• _The problem_
Below are records. Find each line in them that holds the word "Minimal" and copy it.

• _Information supplied_
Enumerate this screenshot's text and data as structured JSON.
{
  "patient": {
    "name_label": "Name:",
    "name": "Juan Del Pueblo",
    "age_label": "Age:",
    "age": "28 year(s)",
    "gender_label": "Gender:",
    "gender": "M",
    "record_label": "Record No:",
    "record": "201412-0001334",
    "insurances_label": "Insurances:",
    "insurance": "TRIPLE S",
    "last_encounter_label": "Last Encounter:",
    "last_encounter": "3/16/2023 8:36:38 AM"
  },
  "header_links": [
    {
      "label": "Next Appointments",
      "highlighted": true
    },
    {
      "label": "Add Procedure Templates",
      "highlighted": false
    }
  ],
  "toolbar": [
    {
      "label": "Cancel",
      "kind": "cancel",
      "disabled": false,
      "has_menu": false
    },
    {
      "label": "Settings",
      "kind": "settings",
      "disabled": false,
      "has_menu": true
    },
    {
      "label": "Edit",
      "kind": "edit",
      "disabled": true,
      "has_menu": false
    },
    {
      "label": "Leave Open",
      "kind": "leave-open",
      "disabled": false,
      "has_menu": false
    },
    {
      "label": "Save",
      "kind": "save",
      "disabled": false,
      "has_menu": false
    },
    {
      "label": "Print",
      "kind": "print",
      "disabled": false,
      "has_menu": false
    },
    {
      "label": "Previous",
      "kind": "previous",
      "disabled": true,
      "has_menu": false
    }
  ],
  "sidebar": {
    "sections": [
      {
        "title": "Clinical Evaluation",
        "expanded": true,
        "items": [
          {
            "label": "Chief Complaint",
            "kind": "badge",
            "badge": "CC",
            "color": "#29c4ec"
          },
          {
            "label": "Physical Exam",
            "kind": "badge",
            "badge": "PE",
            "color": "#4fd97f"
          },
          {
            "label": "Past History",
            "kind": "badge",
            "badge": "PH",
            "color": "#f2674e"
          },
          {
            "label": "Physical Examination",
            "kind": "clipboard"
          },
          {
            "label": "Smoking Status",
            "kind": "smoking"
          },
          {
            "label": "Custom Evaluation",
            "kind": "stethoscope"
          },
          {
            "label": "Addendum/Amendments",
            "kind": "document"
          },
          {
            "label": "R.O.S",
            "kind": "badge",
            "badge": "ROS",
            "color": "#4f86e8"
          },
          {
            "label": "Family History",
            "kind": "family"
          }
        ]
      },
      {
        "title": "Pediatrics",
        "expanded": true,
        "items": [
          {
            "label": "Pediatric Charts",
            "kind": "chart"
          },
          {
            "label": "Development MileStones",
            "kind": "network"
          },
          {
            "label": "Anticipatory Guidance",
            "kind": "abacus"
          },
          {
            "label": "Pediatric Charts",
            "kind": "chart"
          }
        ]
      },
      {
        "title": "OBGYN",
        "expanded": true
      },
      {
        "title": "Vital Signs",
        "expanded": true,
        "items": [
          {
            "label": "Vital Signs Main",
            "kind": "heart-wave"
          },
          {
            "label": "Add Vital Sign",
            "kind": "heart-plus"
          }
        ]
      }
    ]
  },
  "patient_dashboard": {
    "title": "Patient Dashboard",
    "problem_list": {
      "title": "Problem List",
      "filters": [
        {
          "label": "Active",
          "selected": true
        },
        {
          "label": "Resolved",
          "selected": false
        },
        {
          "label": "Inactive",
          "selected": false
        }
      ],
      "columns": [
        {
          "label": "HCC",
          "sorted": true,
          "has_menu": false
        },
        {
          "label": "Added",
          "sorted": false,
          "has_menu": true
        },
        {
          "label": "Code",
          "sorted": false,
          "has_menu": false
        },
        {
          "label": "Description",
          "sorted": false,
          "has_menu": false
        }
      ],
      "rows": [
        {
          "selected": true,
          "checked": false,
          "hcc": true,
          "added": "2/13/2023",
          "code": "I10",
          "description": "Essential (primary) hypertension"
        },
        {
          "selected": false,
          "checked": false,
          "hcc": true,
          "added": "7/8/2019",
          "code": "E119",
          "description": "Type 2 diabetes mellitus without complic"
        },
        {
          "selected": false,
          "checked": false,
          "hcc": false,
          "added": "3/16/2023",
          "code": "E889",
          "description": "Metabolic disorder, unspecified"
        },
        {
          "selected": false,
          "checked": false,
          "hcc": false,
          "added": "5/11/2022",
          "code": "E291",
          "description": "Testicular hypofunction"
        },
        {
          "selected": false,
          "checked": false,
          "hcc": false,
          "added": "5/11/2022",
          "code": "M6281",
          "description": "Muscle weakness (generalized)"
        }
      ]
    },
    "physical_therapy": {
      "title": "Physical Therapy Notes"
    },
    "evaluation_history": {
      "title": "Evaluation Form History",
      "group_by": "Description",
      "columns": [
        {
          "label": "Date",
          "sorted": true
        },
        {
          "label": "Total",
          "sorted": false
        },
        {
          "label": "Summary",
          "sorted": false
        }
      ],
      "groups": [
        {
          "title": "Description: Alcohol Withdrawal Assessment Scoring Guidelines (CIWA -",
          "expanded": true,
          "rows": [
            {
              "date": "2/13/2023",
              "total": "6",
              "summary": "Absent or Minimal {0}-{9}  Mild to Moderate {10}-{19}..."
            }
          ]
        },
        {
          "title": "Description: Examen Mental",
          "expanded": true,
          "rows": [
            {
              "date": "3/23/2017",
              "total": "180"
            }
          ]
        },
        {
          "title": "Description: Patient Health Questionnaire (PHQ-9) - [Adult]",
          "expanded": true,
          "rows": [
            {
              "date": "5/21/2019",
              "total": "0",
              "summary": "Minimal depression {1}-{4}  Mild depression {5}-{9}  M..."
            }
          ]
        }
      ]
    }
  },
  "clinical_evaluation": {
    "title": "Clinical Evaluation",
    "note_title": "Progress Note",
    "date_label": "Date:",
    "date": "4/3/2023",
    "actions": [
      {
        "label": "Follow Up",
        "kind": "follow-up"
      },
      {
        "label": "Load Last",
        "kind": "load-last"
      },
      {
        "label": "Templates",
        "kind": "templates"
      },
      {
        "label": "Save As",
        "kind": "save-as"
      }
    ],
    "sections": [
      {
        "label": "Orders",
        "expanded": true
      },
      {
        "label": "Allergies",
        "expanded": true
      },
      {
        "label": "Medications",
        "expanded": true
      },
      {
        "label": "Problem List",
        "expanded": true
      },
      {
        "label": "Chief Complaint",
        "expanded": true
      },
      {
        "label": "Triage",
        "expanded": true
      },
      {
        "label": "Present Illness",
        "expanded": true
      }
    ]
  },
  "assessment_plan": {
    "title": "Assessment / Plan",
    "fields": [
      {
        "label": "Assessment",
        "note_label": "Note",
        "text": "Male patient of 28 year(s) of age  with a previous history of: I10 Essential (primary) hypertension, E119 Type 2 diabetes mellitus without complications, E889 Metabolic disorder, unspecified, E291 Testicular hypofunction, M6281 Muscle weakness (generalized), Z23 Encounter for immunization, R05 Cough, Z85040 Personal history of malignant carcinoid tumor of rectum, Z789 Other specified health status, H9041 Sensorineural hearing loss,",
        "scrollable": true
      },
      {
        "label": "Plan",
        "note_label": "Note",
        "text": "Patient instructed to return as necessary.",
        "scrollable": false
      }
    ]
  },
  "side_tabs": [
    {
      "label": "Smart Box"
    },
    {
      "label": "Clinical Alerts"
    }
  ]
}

• _Output for this exercise_
              "summary": "Absent or Minimal {0}-{9}  Mild to Moderate {10}-{19}..."
              "summary": "Minimal depression {1}-{4}  Mild depression {5}-{9}  M..."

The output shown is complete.